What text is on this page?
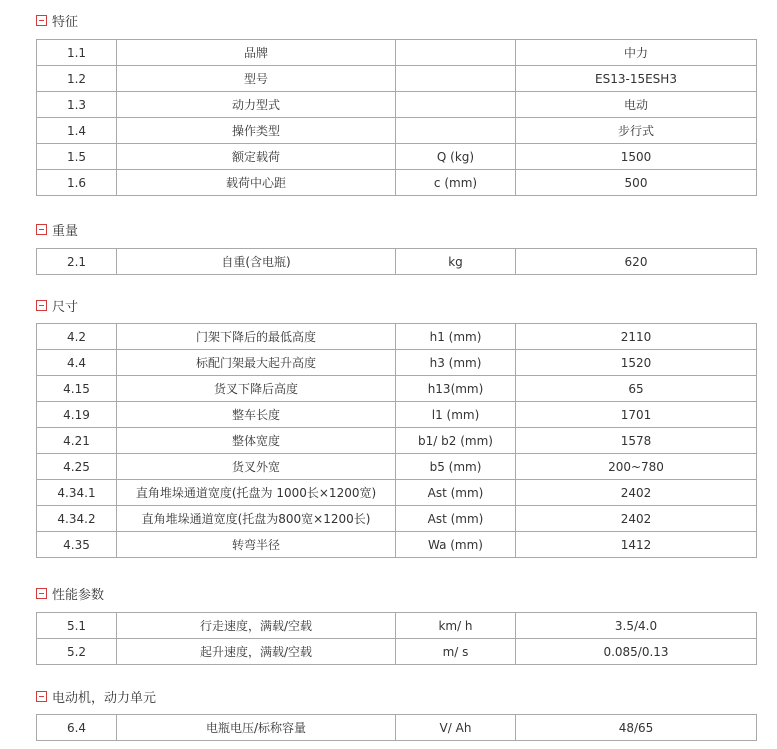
特征
1.1	品牌		中力
1.2	型号		ES13-15ESH3
1.3	动力型式		电动
1.4	操作类型		步行式
1.5	额定载荷	Q (kg)	1500
1.6	载荷中心距	c (mm)	500
重量
2.1	自重(含电瓶)	kg	620
尺寸
4.2	门架下降后的最低高度	h1 (mm)	2110
4.4	标配门架最大起升高度	h3 (mm)	1520
4.15	货叉下降后高度	h13(mm)	65
4.19	整车长度	l1 (mm)	1701
4.21	整体宽度	b1/ b2 (mm)	1578
4.25	货叉外宽	b5 (mm)	200~780
4.34.1	直角堆垛通道宽度(托盘为 1000长×1200宽)	Ast (mm)	2402
4.34.2	直角堆垛通道宽度(托盘为800宽×1200长)	Ast (mm)	2402
4.35	转弯半径	Wa (mm)	1412
性能参数
5.1	行走速度，满载/空载	km/ h	3.5/4.0
5.2	起升速度，满载/空载	m/ s	0.085/0.13
电动机，动力单元
6.4	电瓶电压/标称容量	V/ Ah	48/65
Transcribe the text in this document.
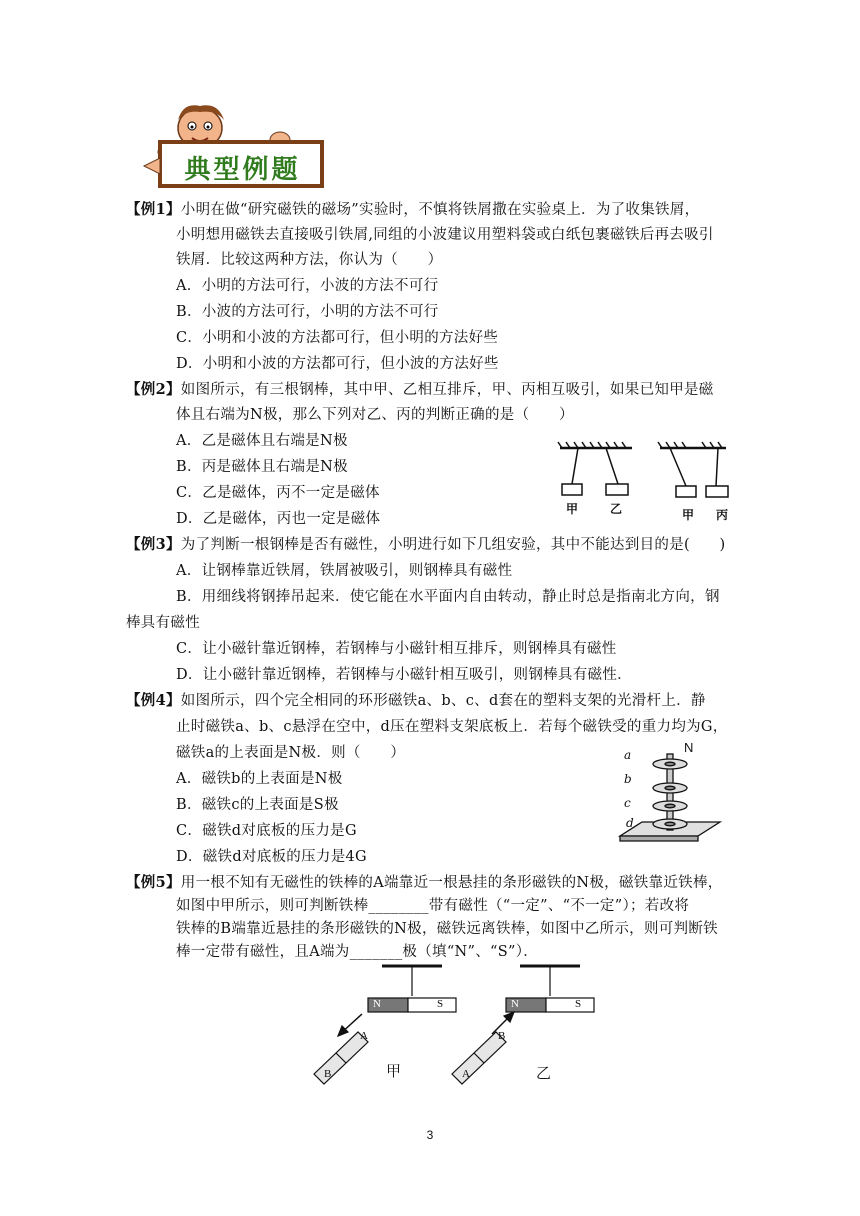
典型例题
【例1】小明在做“研究磁铁的磁场”实验时，不慎将铁屑撒在实验桌上．为了收集铁屑，
小明想用磁铁去直接吸引铁屑,同组的小波建议用塑料袋或白纸包裹磁铁后再去吸引
铁屑．比较这两种方法，你认为（　　）
A．小明的方法可行，小波的方法不可行
B．小波的方法可行，小明的方法不可行
C．小明和小波的方法都可行，但小明的方法好些
D．小明和小波的方法都可行，但小波的方法好些
【例2】如图所示，有三根钢棒，其中甲、乙相互排斥，甲、丙相互吸引，如果已知甲是磁
体且右端为N极，那么下列对乙、丙的判断正确的是（　　）
A．乙是磁体且右端是N极
B．丙是磁体且右端是N极
C．乙是磁体，丙不一定是磁体
D．乙是磁体，丙也一定是磁体
甲	乙	甲 丙
【例3】为了判断一根钢棒是否有磁性，小明进行如下几组安验，其中不能达到目的是(　　)
A．让钢棒靠近铁屑，铁屑被吸引，则钢棒具有磁性
B．用细线将钢捧吊起来．使它能在水平面内自由转动，静止时总是指南北方向，钢
棒具有磁性
C．让小磁针靠近钢棒，若钢棒与小磁针相互排斥，则钢棒具有磁性
D．让小磁针靠近钢棒，若钢棒与小磁针相互吸引，则钢棒具有磁性．
【例4】如图所示，四个完全相同的环形磁铁a、b、c、d套在的塑料支架的光滑杆上．静
止时磁铁a、b、c悬浮在空中，d压在塑料支架底板上．若每个磁铁受的重力均为G，
磁铁a的上表面是N极．则（　　）
A．磁铁b的上表面是N极
B．磁铁c的上表面是S极
C．磁铁d对底板的压力是G
D．磁铁d对底板的压力是4G
a
b
c
d
N
【例5】用一根不知有无磁性的铁棒的A端靠近一根悬挂的条形磁铁的N极，磁铁靠近铁棒，
如图中甲所示，则可判断铁棒________带有磁性（“一定”、“不一定”）；若改将
铁棒的B端靠近悬挂的条形磁铁的N极，磁铁远离铁棒，如图中乙所示，则可判断铁
棒一定带有磁性，且A端为_______极（填“N”、“S”）．
N	S
A
B	甲
N	S
B
A	乙
3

##########

(Problem requirements):
Select every line above that contains the word "小明和小波的方法都可行", and copy it.

(Complete output):
C．小明和小波的方法都可行，但小明的方法好些
D．小明和小波的方法都可行，但小波的方法好些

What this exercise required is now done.